* **GOAL OF THE EXERCISE**: Under this task are some entries; return every one of them exactly.

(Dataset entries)

'''

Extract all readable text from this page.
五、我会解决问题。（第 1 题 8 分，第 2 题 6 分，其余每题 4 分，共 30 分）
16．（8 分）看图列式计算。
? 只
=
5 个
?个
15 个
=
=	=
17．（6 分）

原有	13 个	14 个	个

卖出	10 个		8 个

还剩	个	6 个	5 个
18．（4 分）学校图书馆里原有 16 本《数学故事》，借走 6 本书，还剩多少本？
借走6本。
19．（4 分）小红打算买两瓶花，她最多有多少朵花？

'''

* **TASK ANSWER**:
Extract all readable text from this page.
五、我会解决问题。（第 1 题 8 分，第 2 题 6 分，其余每题 4 分，共 30 分）
16．（8 分）看图列式计算。
? 只
=
5 个
?个
15 个
=
=	=
17．（6 分）

原有	13 个	14 个	个

卖出	10 个		8 个

还剩	个	6 个	5 个
18．（4 分）学校图书馆里原有 16 本《数学故事》，借走 6 本书，还剩多少本？
借走6本。
19．（4 分）小红打算买两瓶花，她最多有多少朵花？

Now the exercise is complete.